> **Records for the exercise**
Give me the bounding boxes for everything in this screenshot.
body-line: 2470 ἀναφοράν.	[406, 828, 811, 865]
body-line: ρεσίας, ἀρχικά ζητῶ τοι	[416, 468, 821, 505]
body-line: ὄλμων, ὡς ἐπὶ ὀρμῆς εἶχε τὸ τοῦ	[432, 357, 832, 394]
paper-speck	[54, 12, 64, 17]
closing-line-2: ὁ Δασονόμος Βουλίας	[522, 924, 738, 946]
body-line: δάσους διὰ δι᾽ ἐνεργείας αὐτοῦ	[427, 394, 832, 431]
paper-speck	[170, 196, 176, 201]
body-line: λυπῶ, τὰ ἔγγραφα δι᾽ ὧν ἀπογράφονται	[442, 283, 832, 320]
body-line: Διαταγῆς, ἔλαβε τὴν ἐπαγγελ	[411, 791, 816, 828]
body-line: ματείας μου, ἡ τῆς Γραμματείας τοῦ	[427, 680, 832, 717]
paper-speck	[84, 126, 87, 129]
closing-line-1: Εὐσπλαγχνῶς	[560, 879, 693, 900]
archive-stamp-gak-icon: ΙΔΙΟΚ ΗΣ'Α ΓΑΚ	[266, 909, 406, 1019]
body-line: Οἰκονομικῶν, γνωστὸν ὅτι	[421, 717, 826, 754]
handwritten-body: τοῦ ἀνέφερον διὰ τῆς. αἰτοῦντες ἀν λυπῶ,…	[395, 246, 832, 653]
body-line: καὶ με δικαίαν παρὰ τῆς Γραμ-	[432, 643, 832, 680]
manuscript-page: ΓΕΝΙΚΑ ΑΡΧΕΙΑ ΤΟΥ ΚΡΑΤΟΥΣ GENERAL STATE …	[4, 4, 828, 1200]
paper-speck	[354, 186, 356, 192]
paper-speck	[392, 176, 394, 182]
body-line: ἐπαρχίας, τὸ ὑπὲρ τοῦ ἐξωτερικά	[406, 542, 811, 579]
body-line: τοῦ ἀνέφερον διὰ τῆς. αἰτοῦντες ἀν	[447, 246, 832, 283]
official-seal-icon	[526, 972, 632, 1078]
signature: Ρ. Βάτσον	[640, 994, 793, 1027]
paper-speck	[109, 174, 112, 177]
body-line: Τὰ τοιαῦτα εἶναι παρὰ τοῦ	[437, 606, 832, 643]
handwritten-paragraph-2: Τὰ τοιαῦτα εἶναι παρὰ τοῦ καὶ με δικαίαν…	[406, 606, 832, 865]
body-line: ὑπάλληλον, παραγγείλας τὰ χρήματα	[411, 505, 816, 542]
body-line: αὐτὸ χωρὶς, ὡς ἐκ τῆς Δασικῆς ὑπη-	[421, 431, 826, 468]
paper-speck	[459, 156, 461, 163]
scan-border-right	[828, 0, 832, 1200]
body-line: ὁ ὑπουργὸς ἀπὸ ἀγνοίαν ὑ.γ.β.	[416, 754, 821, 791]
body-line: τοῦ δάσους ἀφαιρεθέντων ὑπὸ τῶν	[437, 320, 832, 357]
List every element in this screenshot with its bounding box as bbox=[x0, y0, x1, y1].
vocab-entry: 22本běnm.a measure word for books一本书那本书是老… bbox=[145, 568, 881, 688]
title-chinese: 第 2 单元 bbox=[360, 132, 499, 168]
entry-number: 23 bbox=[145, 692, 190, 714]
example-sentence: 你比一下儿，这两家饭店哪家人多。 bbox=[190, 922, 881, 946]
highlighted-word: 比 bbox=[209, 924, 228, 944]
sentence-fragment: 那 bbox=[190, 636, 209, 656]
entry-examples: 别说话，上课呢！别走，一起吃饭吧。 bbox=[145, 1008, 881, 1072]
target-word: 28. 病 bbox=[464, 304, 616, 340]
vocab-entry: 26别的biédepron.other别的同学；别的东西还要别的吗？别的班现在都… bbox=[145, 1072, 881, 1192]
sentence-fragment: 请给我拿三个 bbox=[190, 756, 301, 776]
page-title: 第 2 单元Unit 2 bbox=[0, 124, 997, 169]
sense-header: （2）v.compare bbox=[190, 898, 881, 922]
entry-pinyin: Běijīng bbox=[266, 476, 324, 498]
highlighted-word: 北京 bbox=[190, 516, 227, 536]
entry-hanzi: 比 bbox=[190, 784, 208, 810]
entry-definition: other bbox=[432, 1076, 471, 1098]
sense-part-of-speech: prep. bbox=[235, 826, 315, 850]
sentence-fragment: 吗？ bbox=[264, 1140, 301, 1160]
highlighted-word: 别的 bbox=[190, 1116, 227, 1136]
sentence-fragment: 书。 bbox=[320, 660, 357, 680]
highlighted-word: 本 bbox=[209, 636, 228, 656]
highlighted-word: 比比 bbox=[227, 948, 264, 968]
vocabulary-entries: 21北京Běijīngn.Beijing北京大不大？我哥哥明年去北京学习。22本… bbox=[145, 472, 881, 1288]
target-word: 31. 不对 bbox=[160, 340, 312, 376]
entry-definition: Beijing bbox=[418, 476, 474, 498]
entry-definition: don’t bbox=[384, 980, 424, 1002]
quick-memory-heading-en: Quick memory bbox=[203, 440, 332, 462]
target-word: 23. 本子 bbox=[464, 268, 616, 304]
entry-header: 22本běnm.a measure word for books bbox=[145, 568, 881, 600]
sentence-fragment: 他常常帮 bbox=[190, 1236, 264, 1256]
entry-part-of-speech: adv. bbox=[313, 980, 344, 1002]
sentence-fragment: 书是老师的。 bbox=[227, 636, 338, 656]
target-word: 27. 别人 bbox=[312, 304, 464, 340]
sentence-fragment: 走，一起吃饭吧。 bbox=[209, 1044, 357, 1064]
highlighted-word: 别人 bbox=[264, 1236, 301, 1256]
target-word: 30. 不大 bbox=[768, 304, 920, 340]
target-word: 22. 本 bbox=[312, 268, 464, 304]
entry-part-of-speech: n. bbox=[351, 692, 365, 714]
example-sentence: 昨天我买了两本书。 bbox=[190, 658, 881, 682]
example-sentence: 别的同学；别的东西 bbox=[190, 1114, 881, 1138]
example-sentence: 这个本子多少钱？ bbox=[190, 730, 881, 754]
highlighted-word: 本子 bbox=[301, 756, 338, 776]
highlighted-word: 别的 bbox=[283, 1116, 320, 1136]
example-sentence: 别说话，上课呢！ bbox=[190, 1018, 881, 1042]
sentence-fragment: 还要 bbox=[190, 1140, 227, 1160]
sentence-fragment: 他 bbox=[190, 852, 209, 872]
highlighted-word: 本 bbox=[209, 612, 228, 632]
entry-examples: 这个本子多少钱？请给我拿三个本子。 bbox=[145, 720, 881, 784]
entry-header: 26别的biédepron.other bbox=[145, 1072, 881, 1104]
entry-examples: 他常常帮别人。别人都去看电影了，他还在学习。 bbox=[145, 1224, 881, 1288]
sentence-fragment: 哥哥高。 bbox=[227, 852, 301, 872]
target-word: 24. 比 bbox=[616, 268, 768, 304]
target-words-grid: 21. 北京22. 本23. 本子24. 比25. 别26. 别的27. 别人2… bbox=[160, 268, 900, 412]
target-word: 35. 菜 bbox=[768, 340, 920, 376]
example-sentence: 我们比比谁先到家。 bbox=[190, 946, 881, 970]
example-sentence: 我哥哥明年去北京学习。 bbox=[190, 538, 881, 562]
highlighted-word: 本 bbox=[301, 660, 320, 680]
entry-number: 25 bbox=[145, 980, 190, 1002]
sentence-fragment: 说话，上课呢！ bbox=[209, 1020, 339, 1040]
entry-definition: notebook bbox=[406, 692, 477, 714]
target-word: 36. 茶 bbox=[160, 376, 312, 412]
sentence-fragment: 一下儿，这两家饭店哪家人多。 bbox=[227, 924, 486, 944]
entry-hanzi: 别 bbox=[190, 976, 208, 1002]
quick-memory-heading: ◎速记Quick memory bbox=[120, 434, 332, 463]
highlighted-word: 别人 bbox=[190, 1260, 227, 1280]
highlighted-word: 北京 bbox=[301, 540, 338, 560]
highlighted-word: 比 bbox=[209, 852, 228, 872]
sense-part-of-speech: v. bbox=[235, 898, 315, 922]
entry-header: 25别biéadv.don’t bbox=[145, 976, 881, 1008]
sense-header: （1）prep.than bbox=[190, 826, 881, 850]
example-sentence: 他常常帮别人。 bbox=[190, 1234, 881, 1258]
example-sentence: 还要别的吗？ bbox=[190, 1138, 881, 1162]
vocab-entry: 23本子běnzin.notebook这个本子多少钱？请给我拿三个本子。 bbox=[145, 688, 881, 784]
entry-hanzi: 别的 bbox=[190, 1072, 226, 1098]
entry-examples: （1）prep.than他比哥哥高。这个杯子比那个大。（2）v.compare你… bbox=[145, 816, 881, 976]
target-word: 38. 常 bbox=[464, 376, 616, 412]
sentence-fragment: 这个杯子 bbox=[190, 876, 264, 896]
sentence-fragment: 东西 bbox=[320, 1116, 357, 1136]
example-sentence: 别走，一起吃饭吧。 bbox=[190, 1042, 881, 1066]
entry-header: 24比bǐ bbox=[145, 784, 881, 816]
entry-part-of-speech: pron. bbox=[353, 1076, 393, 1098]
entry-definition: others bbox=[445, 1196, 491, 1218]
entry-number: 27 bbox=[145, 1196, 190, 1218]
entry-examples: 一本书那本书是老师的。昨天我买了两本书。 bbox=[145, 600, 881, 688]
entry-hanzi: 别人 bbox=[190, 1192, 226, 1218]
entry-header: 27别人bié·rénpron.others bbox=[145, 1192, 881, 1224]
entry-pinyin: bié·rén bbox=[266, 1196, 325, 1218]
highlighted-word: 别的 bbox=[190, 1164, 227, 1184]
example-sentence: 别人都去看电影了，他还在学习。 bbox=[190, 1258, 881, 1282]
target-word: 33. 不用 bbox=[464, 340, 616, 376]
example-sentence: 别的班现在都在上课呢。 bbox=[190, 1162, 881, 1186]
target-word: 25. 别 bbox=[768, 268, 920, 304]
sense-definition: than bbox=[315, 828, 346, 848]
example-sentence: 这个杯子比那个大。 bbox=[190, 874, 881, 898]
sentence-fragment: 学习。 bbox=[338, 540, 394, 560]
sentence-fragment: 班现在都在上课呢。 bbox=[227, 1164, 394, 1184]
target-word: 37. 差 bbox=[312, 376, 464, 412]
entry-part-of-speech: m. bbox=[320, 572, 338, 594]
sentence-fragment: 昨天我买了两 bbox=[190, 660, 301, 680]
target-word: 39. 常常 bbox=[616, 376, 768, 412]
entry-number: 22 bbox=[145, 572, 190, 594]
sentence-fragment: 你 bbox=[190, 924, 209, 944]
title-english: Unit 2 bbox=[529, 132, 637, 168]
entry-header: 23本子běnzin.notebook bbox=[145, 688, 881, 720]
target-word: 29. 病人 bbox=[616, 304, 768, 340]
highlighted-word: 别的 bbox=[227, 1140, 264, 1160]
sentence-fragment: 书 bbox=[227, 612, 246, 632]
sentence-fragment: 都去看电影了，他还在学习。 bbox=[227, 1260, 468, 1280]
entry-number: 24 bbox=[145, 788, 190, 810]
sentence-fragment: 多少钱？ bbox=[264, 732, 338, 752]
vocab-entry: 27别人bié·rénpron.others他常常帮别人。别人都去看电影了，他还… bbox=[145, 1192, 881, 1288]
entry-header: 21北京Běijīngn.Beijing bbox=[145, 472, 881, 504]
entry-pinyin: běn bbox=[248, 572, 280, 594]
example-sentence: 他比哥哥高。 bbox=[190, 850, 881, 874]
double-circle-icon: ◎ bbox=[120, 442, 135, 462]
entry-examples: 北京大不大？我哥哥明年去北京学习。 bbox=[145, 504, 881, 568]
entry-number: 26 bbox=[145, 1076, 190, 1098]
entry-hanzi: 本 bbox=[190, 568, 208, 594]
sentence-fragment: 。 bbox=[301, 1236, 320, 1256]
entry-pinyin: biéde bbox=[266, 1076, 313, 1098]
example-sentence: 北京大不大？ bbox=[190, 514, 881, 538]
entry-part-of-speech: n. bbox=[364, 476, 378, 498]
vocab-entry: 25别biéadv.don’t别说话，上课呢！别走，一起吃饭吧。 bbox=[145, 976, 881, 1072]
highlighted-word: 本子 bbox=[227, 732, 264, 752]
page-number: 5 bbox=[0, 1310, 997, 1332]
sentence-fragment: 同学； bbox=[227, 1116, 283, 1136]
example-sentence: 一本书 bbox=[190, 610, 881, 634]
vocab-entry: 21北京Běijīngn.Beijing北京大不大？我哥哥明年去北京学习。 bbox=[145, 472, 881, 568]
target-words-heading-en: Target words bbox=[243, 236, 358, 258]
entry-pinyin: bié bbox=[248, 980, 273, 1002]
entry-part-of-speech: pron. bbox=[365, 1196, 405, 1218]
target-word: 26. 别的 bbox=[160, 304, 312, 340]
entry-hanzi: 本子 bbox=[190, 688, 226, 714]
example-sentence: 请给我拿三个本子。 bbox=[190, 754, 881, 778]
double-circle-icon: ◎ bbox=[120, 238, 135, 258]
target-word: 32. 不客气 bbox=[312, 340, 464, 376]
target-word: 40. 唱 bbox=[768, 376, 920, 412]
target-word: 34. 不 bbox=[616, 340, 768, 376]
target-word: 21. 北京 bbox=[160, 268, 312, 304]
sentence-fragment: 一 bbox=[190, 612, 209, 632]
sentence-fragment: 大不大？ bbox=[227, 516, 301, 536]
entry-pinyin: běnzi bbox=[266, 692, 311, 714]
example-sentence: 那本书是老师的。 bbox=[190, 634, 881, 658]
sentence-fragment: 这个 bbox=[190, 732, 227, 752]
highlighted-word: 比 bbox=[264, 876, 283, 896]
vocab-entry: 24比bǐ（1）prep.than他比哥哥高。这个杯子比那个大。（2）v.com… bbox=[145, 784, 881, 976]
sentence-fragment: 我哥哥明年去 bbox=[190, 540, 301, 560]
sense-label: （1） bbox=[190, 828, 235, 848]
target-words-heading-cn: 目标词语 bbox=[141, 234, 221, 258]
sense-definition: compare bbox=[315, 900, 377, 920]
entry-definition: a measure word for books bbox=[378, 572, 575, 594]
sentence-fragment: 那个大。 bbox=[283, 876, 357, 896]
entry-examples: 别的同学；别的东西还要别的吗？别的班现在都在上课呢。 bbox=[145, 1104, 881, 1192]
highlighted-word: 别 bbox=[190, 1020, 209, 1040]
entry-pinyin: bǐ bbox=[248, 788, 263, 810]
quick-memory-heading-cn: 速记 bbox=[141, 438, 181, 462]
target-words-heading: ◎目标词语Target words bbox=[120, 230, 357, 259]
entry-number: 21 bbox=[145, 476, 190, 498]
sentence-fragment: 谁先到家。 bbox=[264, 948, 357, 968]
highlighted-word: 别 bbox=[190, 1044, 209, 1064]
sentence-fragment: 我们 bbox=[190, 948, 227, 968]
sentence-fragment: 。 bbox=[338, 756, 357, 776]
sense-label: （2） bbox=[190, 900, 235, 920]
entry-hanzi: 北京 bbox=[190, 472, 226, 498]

> **Prompt**
List every line from the items above that contains the string "examples", and copy each such line in full.

> **Exercise answer**
entry-examples: 别说话，上课呢！别走，一起吃饭吧。 bbox=[145, 1008, 881, 1072]
entry-examples: 这个本子多少钱？请给我拿三个本子。 bbox=[145, 720, 881, 784]
entry-examples: 他常常帮别人。别人都去看电影了，他还在学习。 bbox=[145, 1224, 881, 1288]
entry-examples: （1）prep.than他比哥哥高。这个杯子比那个大。（2）v.compare你… bbox=[145, 816, 881, 976]
entry-examples: 一本书那本书是老师的。昨天我买了两本书。 bbox=[145, 600, 881, 688]
entry-examples: 北京大不大？我哥哥明年去北京学习。 bbox=[145, 504, 881, 568]
entry-examples: 别的同学；别的东西还要别的吗？别的班现在都在上课呢。 bbox=[145, 1104, 881, 1192]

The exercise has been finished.